• [TASK GOAL] Each line in the entries below that holds the string "Order" is to be listed.

Extracted data entries:
════════════════

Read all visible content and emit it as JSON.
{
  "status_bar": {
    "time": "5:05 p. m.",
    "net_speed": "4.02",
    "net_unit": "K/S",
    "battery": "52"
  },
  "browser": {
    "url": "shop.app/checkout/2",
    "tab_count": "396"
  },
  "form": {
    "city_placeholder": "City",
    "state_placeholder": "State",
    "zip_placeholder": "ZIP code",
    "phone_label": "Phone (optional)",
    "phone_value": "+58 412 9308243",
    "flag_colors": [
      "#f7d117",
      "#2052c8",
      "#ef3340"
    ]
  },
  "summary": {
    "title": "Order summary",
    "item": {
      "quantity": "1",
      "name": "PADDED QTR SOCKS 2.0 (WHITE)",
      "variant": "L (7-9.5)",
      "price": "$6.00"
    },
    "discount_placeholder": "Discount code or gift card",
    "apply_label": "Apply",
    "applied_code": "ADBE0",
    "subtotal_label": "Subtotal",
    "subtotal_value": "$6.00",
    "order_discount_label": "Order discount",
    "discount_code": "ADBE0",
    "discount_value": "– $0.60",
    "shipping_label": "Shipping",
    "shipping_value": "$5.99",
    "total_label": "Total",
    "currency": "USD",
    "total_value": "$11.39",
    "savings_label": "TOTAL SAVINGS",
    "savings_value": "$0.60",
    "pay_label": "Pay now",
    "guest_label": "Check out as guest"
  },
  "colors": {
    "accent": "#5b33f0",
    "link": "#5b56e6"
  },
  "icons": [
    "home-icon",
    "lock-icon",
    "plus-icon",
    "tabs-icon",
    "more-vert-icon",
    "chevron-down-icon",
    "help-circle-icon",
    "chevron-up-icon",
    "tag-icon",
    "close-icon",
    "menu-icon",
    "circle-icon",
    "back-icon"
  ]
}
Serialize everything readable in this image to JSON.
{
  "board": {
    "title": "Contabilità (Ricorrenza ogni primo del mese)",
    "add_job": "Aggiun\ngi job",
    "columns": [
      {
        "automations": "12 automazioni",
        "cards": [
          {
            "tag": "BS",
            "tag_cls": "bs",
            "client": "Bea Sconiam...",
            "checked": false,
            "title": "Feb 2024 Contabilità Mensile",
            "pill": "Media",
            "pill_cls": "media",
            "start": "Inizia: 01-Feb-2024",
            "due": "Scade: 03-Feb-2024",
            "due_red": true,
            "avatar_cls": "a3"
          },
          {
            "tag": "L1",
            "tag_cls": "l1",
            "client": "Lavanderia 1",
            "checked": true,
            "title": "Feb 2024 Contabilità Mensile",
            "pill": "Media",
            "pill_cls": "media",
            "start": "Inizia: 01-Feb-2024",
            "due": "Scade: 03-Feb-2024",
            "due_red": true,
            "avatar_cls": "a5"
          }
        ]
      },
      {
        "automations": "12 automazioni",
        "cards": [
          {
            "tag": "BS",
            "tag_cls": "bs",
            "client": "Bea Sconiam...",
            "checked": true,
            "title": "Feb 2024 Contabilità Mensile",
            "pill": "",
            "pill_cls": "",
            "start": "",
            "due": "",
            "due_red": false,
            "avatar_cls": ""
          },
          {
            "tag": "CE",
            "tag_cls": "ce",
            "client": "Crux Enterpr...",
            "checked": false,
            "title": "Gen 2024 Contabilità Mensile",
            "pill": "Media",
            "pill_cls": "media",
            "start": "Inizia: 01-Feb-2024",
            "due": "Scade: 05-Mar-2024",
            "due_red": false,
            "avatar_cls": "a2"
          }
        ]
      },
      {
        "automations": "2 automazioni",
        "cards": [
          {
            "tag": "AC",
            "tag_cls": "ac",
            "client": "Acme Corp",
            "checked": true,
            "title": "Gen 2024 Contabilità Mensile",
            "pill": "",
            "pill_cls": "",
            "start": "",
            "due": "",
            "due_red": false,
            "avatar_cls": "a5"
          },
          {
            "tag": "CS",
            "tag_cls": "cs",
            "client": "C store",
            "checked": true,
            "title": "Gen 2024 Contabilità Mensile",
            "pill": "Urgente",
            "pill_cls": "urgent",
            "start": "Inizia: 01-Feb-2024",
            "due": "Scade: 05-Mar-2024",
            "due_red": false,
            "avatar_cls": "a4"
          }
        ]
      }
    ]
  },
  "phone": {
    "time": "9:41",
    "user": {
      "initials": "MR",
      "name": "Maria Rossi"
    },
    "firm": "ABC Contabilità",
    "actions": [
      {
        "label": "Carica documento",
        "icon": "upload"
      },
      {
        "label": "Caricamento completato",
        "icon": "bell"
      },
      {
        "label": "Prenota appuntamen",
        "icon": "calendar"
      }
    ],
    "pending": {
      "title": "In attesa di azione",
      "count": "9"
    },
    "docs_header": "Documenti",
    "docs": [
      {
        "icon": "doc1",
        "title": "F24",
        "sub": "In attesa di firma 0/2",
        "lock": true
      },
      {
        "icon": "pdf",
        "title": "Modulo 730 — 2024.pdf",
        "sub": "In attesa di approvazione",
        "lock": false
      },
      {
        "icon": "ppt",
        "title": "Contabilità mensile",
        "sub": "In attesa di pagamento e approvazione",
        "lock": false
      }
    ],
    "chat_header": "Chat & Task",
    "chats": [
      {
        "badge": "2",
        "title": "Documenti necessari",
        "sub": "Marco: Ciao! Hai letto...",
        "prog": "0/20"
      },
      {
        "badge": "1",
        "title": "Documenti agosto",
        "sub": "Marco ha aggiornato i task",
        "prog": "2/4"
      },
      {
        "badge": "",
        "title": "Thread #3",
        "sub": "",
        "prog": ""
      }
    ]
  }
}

════════════════

• [RESULT FOR THIS EXERCISE]
    "title": "Order summary",
    "order_discount_label": "Order discount",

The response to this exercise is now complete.